YOUR GOAL -> Gather all lines from the material that contain the word "text".

SUPPLIED MATERIAL ->

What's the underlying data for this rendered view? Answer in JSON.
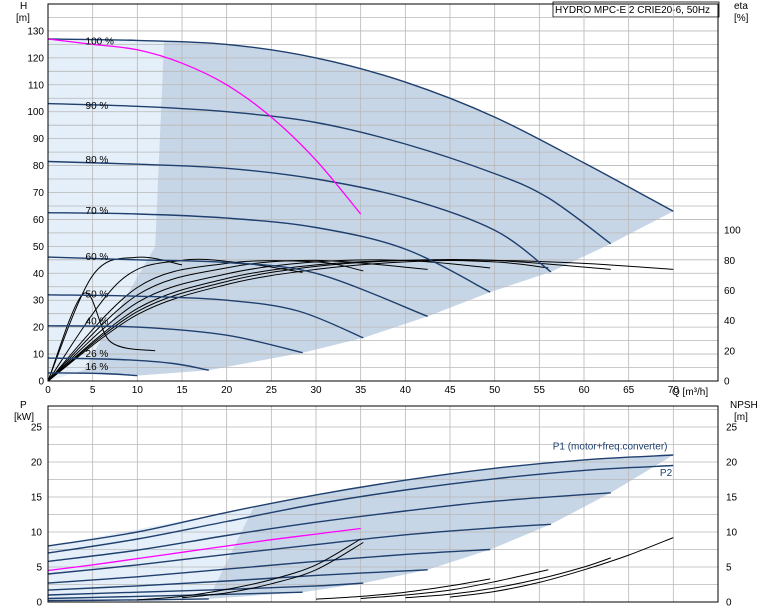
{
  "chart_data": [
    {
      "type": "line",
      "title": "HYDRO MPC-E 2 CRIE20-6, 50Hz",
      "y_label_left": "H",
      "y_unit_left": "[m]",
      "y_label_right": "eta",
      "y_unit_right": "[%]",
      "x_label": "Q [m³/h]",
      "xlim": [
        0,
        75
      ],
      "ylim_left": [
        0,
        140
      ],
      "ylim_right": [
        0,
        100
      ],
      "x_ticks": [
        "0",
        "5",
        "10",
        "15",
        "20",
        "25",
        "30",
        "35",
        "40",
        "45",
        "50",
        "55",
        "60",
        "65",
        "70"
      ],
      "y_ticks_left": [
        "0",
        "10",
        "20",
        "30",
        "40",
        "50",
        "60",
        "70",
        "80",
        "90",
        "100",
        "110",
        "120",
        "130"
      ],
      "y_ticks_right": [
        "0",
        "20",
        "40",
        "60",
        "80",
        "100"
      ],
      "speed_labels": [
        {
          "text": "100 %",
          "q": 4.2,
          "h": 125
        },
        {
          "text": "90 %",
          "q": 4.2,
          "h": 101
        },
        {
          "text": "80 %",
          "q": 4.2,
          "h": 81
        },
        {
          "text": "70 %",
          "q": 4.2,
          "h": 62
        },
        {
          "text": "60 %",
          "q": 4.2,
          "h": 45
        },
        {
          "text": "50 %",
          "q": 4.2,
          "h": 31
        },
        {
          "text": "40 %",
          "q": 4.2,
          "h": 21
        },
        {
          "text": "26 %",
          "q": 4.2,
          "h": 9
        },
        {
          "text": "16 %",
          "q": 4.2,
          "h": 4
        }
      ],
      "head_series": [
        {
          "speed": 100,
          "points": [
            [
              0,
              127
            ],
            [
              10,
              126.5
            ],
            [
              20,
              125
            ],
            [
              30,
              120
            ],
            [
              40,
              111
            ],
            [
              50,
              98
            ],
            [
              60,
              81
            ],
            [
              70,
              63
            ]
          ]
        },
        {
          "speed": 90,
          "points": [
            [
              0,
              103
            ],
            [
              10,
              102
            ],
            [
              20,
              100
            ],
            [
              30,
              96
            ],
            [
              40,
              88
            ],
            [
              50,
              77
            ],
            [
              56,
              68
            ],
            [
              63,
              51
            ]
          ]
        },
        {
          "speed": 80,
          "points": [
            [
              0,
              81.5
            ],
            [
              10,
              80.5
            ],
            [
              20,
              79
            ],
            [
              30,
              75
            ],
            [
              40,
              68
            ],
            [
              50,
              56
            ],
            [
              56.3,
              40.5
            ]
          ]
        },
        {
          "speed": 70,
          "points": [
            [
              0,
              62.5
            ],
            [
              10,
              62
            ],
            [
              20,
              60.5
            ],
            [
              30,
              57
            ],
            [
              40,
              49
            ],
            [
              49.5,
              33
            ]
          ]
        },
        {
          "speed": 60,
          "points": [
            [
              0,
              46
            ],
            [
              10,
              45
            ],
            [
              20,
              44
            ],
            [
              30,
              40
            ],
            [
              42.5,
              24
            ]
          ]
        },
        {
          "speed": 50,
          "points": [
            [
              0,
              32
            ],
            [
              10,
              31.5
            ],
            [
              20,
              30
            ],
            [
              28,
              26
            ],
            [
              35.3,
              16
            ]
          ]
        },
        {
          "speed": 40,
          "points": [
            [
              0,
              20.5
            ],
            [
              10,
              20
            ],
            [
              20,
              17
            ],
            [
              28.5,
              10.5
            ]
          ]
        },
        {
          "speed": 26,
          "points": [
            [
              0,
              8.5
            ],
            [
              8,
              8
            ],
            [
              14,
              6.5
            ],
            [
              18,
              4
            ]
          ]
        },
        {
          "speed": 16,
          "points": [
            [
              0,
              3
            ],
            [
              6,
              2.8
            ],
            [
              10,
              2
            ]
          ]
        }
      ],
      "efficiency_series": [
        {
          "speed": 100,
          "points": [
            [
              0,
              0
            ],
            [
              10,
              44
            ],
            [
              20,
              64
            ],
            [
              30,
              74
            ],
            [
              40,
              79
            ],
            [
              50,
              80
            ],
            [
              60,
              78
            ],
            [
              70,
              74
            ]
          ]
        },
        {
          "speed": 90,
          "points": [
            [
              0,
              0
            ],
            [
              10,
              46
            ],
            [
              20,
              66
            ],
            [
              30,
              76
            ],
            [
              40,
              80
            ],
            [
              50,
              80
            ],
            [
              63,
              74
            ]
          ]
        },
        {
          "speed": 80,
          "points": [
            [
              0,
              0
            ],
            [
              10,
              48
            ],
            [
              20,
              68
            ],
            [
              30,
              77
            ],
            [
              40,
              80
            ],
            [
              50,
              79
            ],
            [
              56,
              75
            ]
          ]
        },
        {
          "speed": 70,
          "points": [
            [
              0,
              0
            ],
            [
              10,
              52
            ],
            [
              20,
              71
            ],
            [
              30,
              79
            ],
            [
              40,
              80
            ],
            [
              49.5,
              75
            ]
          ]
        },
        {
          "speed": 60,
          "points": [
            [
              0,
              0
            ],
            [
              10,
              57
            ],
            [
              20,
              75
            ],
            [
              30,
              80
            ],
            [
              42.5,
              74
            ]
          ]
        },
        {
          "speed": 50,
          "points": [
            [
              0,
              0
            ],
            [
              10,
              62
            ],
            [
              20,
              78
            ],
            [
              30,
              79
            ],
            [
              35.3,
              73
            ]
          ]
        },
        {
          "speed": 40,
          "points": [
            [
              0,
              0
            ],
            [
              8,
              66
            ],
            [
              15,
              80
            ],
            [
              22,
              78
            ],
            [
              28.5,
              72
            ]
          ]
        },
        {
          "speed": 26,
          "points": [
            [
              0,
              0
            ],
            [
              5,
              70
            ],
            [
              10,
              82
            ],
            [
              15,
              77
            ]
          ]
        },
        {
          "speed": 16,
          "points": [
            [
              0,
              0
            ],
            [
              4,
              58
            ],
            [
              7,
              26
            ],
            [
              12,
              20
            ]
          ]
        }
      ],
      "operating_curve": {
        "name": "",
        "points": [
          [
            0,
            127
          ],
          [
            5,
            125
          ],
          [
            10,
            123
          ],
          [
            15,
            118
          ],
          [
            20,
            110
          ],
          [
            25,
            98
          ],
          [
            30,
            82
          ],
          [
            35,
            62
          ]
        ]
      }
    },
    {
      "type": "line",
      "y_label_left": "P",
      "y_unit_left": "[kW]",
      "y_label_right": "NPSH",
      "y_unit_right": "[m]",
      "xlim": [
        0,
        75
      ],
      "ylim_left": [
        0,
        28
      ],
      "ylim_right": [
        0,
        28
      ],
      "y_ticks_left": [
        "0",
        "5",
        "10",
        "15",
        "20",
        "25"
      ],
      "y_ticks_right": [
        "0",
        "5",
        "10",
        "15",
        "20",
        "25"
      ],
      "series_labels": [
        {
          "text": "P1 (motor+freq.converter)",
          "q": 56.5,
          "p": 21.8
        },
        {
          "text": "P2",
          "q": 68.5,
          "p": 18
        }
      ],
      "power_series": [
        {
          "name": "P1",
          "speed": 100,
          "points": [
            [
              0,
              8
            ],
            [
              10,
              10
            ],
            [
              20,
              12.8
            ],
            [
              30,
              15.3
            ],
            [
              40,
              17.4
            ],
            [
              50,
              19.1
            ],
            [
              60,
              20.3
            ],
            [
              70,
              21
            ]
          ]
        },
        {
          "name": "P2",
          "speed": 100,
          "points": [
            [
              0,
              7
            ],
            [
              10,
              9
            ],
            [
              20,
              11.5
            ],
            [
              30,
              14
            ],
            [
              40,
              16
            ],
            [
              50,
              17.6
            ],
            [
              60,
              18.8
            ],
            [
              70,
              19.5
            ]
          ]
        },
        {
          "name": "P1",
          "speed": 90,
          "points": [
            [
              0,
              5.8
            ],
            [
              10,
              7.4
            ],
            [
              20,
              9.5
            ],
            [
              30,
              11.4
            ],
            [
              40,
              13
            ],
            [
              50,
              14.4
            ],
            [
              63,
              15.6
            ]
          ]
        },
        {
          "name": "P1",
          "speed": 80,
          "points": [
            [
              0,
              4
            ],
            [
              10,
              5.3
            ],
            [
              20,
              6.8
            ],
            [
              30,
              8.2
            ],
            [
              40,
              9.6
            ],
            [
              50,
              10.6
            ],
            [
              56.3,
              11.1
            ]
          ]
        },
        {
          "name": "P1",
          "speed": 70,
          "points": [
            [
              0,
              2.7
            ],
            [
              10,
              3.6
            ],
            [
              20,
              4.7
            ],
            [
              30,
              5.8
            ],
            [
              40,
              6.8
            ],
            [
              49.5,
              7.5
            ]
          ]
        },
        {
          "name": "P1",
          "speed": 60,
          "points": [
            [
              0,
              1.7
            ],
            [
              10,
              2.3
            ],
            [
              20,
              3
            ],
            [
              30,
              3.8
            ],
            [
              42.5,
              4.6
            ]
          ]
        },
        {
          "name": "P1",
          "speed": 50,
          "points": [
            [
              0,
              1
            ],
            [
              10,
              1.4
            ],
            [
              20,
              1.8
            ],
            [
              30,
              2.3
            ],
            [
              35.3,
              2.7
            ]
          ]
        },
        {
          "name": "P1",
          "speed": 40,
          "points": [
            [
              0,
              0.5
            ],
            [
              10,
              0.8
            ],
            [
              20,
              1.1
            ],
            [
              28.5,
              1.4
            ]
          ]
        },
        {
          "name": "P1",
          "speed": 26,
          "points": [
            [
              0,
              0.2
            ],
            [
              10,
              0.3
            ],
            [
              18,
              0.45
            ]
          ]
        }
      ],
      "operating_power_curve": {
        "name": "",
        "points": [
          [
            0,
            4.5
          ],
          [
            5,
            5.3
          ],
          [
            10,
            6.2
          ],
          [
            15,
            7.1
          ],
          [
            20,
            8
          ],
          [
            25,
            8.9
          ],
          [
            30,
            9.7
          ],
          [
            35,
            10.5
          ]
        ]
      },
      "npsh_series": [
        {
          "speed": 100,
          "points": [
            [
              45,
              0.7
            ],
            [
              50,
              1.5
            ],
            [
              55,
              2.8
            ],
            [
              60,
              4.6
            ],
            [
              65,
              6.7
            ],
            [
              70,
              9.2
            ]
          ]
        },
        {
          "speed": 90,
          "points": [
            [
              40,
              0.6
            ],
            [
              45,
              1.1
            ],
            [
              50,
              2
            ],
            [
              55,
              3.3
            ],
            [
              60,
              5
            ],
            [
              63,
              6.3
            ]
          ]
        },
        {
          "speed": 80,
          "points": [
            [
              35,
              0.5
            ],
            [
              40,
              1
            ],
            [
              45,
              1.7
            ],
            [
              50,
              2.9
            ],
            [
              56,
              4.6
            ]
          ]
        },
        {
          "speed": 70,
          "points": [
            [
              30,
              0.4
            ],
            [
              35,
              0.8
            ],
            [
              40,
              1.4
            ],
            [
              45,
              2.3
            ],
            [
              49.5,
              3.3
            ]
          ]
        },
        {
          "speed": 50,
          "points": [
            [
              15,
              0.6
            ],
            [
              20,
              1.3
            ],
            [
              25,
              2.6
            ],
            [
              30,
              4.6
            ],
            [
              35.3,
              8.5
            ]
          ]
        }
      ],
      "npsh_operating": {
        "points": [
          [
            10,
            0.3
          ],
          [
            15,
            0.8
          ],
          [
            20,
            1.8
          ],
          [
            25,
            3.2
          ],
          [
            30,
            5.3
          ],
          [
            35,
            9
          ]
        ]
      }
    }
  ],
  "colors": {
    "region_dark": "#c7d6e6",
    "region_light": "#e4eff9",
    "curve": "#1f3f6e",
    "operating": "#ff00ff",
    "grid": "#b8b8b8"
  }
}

RESPONSE BELOW ->
          "text": "100 %",
          "text": "90 %",
          "text": "80 %",
          "text": "70 %",
          "text": "60 %",
          "text": "50 %",
          "text": "40 %",
          "text": "26 %",
          "text": "16 %",
          "text": "P1 (motor+freq.converter)",
          "text": "P2",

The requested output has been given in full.